:: Provided passage ::

NCDs are in the news. Last week, the United Nations held a two-day summit on non-communicable diseases—NCDs—and we now have a new term to digest.
For years, public health folks have focused on communicable disease, that is, diseases you can catch from someone or something. For measles, mumps, whooping cough, tetanus, they advise you to get your childhood immunizations. For food-borne illness, like salmonella or botulism, they inspect restaurants and food processing facilities. As for waterborne disease (think traveller’s diarrhea), they have been so successful at eradication that we can take the quality of our water for granted.
NCDs are diseases you don’t catch. For the most part, they result from choices that individuals make every day that increase their risk of heart disease, lung disease, diabetes, and cancer, among others. These NCDs generally develop slowly and quietly with increasing cost to individuals in reduced quality of life and to society in increased demands on the medical care system.
Communicable diseases used to be the major cause of mortality—think TB and the plague. In 1854, there was an outbreak of cholera in a poor area of London. At the time, it was generally thought that cholera came from breathing “bad air.” Dr. John Snow, however, saw patterns in where the cases were occurring that suggested the source was water from the Broad Street pump. This was before water was piped to houses, and the pump had become contaminated, putting all who used it at risk. The city removed the pump’s handle to cut off the source of infection.
Today, NCDs have become the most important threat to health and life in the U.S. and other high-income countries and, as the UN conference highlighted, increasingly in lower-income countries as well. Where is the “contaminated pump” for NCDs?
The causes of NCDs are known. Tobacco use is the biggest contributor in the U.S., where an estimated 18% of all deaths are due at least in part to tobacco. But obesity is a close second (some 12-15%) and rising fast. Obesity is generally a result of “energy imbalance,” which means you take in more calories than you expend in physical activity.
Clearly, the problem is broader than one infected pump. In many urban neighborhoods, cigarettes are more easily bought than jump ropes, and chicken nuggets are easier to find than fresh fruit. Streets are designed for cars with little accommodation for bikes, and sidewalks aren’t always safe enough for children to walk to school or the playground, if there is one. Residents who want to eat well or get daily exercise have a harder time than those whose urges are less healthy.
Addressing the causes of NCDs is going to be a lot harder than disinfecting a pump. The “pumps” are much more numerous; temptation is on every corner. Moreover, instead of fixing something people recognize as dangerous, the task is to try to discourage them from something they find pleasurable and, in the case of fast food, that isn’t dangerous in moderation. The challenge then, as the public health folks often say, is to make the healthy choice the easy choice.
There is another challenge as well, one that Dr. Snow also faced. In 1854, several years before the germ theory of disease was accepted, admitting that contaminated water was linked to the cholera outbreak meant telling people about the oral-fecal route of disease transmission, not a pleasant thought, and London’s officials declined the opportunity. Today, reducing NCDs means recommending that people give up things they like and nudging them and the businesses that promote unhealthy behaviors toward more responsible consumption. Could it be that one day we will look back at our unbridled eating and smoking with the same disbelief with which we regard contamination of a public water supply?

:::

• _What this exercise asks_:
(A) According to the passage on non-communicable diseases, what percentage of all U.S. deaths are estimated to be due at least in part to tobacco?
(B) Retype the part of the passage on non-communicable diseases that begins with the words "The causes of NCDs are" and ends after "in physical activity.".
The entries come from a separate source.

:: The data ::

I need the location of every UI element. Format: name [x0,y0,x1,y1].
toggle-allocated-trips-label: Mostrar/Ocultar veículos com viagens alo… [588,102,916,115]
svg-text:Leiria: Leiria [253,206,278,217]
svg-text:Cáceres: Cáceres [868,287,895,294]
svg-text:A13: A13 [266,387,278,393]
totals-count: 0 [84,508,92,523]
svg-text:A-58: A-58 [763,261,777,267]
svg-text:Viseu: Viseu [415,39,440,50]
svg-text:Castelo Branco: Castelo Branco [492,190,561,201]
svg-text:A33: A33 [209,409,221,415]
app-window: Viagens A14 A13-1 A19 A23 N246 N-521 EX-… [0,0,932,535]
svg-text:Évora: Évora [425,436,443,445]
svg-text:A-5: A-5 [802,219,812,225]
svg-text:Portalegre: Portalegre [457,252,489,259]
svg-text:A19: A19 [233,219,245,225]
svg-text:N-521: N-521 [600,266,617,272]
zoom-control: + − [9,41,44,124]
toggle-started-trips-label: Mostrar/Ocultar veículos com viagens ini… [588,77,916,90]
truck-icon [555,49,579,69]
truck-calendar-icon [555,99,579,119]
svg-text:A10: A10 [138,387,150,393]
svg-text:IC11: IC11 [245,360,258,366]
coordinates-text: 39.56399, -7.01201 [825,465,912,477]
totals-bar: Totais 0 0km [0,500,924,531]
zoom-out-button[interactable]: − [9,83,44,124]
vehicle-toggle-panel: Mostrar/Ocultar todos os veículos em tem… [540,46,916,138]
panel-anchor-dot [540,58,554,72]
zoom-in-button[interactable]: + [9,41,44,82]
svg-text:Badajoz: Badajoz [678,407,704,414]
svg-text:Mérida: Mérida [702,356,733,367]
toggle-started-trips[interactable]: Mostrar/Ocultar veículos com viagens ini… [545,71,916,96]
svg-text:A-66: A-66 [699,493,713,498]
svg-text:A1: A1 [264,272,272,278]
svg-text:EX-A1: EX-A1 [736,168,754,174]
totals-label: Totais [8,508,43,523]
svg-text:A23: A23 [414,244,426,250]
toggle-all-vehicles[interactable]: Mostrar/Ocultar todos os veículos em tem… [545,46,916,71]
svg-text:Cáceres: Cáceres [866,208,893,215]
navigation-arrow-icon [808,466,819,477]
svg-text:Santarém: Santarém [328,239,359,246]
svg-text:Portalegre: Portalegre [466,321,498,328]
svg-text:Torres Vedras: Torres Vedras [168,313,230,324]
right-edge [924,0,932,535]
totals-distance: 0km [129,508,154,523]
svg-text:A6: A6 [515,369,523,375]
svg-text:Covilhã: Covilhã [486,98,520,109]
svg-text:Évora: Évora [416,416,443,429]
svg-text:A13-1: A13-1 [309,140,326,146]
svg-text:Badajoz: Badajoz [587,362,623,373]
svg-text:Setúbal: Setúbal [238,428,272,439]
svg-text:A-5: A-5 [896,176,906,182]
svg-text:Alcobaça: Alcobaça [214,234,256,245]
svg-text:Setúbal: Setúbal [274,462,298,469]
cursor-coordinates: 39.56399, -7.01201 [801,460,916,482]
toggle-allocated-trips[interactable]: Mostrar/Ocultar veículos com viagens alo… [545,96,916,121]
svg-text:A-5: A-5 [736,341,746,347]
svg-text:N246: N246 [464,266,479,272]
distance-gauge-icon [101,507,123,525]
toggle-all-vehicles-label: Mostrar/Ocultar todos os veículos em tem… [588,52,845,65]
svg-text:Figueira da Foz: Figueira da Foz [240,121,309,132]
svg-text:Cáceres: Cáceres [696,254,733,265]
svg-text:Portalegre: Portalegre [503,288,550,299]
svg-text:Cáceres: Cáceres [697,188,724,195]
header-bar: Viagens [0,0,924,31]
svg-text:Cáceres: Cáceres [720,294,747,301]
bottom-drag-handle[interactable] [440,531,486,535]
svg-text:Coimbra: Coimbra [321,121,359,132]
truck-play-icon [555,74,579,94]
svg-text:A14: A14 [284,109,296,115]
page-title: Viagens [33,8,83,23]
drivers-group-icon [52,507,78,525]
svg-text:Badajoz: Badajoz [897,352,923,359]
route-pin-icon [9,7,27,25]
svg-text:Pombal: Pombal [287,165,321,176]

:::

• _Task-by-task solutions_:
(A) An estimated 18%.

(B)
The causes of NCDs are known. Tobacco use is the biggest contributor in the U.S., where an estimated 18% of all deaths are due at least in part to tobacco. But obesity is a close second (some 12-15%) and rising fast. Obesity is generally a result of “energy imbalance,” which means you take in more calories than you expend in physical activity.